» **What needs to be done**:
Please report every line from the material that contains the word "service".

» **Collected data**:
#####

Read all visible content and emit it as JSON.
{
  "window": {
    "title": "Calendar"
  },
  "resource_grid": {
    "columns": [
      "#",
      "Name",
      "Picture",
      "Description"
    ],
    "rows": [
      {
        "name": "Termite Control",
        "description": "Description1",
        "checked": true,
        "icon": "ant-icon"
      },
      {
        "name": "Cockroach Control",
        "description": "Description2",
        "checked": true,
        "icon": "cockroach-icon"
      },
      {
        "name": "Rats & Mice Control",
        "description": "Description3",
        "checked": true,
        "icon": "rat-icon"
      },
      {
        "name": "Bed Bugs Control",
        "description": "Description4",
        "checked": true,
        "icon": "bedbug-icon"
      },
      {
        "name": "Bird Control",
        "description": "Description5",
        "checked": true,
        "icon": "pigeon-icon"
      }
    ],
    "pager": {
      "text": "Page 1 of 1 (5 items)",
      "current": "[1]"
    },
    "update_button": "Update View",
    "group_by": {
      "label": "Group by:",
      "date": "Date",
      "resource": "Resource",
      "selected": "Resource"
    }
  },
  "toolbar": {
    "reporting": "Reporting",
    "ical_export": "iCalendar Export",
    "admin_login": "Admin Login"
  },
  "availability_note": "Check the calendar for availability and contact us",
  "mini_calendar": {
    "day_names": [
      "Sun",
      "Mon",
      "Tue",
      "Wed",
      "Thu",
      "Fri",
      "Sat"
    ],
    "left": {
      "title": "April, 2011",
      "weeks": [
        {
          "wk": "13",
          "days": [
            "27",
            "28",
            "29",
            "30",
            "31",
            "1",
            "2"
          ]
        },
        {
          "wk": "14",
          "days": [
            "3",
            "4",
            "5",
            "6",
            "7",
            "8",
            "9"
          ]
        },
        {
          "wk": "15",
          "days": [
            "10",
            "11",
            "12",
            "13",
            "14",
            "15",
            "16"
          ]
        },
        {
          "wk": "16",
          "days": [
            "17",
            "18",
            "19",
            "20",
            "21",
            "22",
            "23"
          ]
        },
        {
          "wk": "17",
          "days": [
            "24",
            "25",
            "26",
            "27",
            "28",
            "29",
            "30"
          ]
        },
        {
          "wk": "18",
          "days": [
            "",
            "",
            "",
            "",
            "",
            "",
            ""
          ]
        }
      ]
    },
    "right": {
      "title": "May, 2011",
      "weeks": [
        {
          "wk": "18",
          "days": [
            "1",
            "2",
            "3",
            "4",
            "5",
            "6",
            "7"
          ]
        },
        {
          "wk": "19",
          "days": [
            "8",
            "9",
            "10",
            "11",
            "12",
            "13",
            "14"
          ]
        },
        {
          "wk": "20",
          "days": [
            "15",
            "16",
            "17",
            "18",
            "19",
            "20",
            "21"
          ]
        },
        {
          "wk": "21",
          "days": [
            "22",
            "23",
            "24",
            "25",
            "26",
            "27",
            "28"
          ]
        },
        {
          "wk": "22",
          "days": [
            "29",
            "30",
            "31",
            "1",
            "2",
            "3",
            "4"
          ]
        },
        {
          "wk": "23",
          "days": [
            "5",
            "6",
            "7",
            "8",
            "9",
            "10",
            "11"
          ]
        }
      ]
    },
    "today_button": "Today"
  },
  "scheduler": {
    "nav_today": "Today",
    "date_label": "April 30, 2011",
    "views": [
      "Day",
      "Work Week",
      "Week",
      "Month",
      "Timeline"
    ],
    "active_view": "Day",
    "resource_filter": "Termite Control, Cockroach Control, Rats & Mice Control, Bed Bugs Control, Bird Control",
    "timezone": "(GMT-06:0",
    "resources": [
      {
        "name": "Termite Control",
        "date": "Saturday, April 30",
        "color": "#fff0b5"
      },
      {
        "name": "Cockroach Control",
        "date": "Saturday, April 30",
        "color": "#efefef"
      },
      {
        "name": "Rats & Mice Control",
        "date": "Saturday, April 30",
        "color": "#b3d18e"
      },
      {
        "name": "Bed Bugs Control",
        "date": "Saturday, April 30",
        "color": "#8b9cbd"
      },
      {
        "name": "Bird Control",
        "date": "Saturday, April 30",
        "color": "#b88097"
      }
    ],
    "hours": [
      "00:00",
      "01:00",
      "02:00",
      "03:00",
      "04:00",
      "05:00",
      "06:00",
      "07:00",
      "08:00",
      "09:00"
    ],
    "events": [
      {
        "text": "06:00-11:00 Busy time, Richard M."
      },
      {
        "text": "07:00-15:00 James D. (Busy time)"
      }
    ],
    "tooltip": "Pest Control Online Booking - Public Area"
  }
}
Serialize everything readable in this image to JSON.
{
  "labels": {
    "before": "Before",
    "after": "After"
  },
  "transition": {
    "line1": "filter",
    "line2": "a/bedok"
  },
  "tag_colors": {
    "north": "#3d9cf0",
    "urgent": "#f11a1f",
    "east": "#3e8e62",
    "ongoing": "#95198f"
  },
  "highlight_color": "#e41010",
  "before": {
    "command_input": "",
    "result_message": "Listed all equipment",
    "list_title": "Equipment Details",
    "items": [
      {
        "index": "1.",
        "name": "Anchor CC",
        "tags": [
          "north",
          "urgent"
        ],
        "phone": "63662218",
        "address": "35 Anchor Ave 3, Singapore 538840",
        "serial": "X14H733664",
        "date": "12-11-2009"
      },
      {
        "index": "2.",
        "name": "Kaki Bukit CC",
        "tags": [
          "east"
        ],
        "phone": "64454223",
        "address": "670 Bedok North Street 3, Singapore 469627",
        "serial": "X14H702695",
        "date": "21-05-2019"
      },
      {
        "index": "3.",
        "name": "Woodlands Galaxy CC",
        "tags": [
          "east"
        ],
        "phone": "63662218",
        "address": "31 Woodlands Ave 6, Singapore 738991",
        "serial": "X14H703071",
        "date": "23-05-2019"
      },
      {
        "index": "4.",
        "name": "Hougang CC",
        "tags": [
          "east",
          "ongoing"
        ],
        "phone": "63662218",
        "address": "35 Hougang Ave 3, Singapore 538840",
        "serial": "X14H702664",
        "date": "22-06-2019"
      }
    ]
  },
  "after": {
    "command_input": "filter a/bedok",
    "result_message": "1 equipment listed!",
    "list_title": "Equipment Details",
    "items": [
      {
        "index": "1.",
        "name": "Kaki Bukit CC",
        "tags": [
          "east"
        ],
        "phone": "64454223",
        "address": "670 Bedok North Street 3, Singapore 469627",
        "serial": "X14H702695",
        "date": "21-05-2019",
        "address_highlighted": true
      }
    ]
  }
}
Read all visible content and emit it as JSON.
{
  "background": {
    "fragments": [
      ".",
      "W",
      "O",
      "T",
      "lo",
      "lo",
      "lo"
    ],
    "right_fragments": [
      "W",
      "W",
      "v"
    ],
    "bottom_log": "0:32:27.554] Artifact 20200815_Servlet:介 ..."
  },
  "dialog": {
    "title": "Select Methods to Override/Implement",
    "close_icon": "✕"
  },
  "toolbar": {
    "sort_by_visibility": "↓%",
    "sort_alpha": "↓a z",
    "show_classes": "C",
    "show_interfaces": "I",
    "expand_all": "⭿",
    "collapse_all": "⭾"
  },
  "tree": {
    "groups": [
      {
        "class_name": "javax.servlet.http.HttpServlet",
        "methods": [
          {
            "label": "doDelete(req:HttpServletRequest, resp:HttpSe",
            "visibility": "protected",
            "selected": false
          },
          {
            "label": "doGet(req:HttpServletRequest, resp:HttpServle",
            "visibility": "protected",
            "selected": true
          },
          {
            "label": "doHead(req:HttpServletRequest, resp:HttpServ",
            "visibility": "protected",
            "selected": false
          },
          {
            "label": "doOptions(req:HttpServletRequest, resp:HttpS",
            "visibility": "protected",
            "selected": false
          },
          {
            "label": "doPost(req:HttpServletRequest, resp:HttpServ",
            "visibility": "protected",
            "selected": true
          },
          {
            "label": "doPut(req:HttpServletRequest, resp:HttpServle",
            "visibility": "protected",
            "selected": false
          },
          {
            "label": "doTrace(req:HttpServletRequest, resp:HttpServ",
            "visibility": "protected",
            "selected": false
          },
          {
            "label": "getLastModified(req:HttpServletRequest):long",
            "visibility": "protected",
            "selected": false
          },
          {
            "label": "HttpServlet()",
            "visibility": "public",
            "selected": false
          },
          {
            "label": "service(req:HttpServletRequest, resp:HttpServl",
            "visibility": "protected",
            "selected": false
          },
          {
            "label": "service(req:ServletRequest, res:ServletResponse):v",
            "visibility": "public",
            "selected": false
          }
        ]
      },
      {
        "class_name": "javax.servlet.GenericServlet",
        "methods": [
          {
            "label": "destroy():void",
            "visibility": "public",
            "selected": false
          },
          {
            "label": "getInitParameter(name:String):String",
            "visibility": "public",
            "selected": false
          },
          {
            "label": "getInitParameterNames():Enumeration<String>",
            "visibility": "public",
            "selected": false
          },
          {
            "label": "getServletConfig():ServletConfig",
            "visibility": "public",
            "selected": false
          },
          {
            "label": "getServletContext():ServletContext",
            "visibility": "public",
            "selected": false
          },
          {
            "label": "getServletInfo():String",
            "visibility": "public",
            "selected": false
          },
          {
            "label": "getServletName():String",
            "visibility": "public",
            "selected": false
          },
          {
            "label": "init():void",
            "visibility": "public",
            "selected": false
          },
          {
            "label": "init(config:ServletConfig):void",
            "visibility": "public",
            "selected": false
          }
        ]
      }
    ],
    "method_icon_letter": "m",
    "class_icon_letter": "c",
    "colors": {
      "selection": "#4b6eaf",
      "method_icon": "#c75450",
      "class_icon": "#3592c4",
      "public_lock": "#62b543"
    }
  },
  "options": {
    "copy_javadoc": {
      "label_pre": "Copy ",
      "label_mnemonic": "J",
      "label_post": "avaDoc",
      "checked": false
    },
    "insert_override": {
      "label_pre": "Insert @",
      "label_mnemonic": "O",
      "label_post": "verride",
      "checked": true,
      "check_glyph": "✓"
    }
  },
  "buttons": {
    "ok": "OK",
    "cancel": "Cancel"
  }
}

#####

» **Answer to the task**:
            "label": "service(req:HttpServletRequest, resp:HttpServl",
            "label": "service(req:ServletRequest, res:ServletResponse):v",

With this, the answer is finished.